[Figure content listings]
■ ■ ■ ■ ■

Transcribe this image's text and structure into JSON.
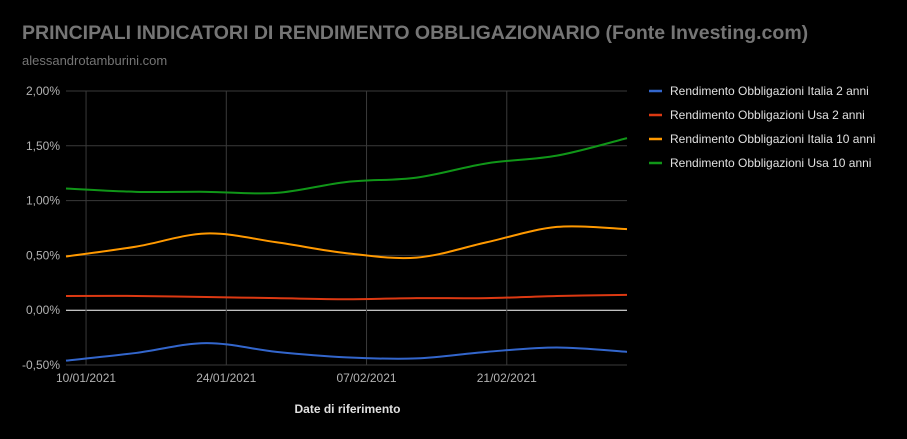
{
  "header": {
    "title": "PRINCIPALI INDICATORI DI RENDIMENTO OBBLIGAZIONARIO (Fonte Investing.com)",
    "subtitle": "alessandrotamburini.com"
  },
  "chart_data": {
    "type": "line",
    "title": "PRINCIPALI INDICATORI DI RENDIMENTO OBBLIGAZIONARIO (Fonte Investing.com)",
    "xlabel": "Date di riferimento",
    "ylabel": "",
    "x_ticks": [
      "10/01/2021",
      "24/01/2021",
      "07/02/2021",
      "21/02/2021"
    ],
    "x": [
      "08/01/2021",
      "15/01/2021",
      "22/01/2021",
      "29/01/2021",
      "05/02/2021",
      "12/02/2021",
      "19/02/2021",
      "26/02/2021",
      "05/03/2021"
    ],
    "y_ticks": [
      "2,00%",
      "1,50%",
      "1,00%",
      "0,50%",
      "0,00%",
      "-0,50%"
    ],
    "ylim": [
      -0.5,
      2.0
    ],
    "grid": true,
    "legend_position": "right",
    "series": [
      {
        "name": "Rendimento Obbligazioni Italia 2 anni",
        "color": "#3366cc",
        "values": [
          -0.46,
          -0.39,
          -0.3,
          -0.38,
          -0.43,
          -0.44,
          -0.38,
          -0.34,
          -0.38
        ]
      },
      {
        "name": "Rendimento Obbligazioni Usa 2 anni",
        "color": "#dc3912",
        "values": [
          0.13,
          0.13,
          0.12,
          0.11,
          0.1,
          0.11,
          0.11,
          0.13,
          0.14
        ]
      },
      {
        "name": "Rendimento Obbligazioni Italia 10 anni",
        "color": "#ff9900",
        "values": [
          0.49,
          0.58,
          0.7,
          0.62,
          0.52,
          0.48,
          0.62,
          0.76,
          0.74
        ]
      },
      {
        "name": "Rendimento Obbligazioni Usa 10 anni",
        "color": "#109618",
        "values": [
          1.11,
          1.08,
          1.08,
          1.07,
          1.17,
          1.21,
          1.34,
          1.41,
          1.57
        ]
      }
    ]
  }
}
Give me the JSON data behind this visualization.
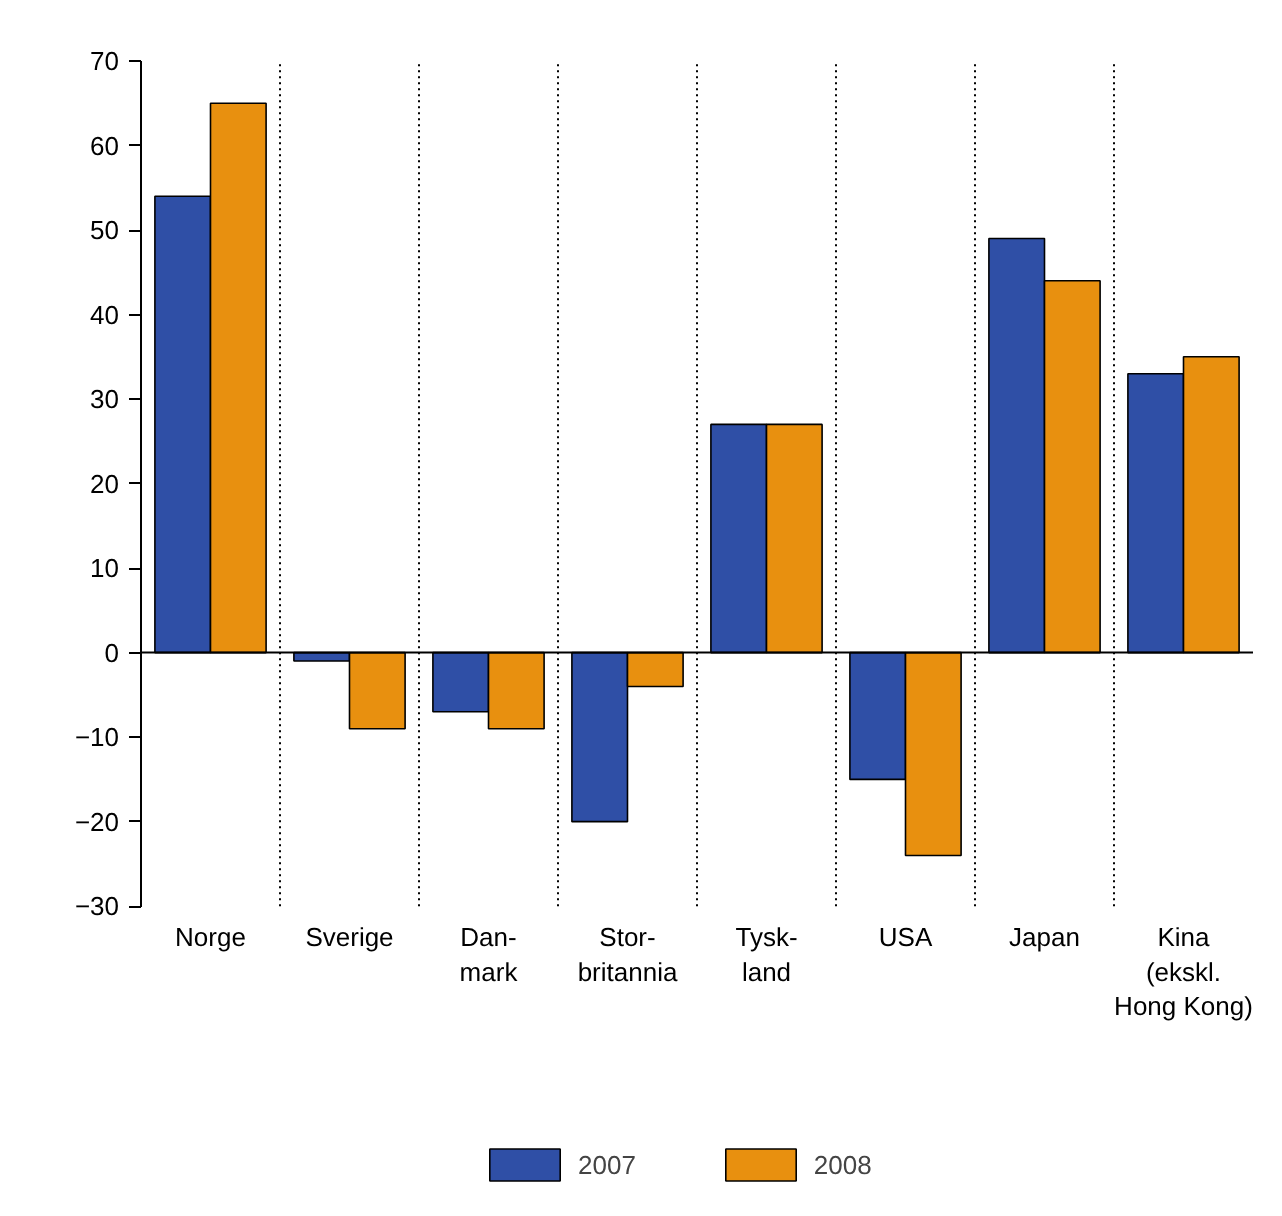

■ ■ ■ ■ ■

Do not include images; quote all of the entries above exactly.

Transcribe this image's text and structure into JSON.
{
  "header": {
    "title": "PRINCIPALI INDICATORI DI RENDIMENTO OBBLIGAZIONARIO (Fonte Investing.com)",
    "subtitle": "alessandrotamburini.com"
  },
  "chart_data": {
    "type": "line",
    "title": "PRINCIPALI INDICATORI DI RENDIMENTO OBBLIGAZIONARIO (Fonte Investing.com)",
    "xlabel": "Date di riferimento",
    "ylabel": "",
    "x_ticks": [
      "10/01/2021",
      "24/01/2021",
      "07/02/2021",
      "21/02/2021"
    ],
    "x": [
      "08/01/2021",
      "15/01/2021",
      "22/01/2021",
      "29/01/2021",
      "05/02/2021",
      "12/02/2021",
      "19/02/2021",
      "26/02/2021",
      "05/03/2021"
    ],
    "y_ticks": [
      "2,00%",
      "1,50%",
      "1,00%",
      "0,50%",
      "0,00%",
      "-0,50%"
    ],
    "ylim": [
      -0.5,
      2.0
    ],
    "grid": true,
    "legend_position": "right",
    "series": [
      {
        "name": "Rendimento Obbligazioni Italia 2 anni",
        "color": "#3366cc",
        "values": [
          -0.46,
          -0.39,
          -0.3,
          -0.38,
          -0.43,
          -0.44,
          -0.38,
          -0.34,
          -0.38
        ]
      },
      {
        "name": "Rendimento Obbligazioni Usa 2 anni",
        "color": "#dc3912",
        "values": [
          0.13,
          0.13,
          0.12,
          0.11,
          0.1,
          0.11,
          0.11,
          0.13,
          0.14
        ]
      },
      {
        "name": "Rendimento Obbligazioni Italia 10 anni",
        "color": "#ff9900",
        "values": [
          0.49,
          0.58,
          0.7,
          0.62,
          0.52,
          0.48,
          0.62,
          0.76,
          0.74
        ]
      },
      {
        "name": "Rendimento Obbligazioni Usa 10 anni",
        "color": "#109618",
        "values": [
          1.11,
          1.08,
          1.08,
          1.07,
          1.17,
          1.21,
          1.34,
          1.41,
          1.57
        ]
      }
    ]
  }
}
Give me the JSON data behind this visualization.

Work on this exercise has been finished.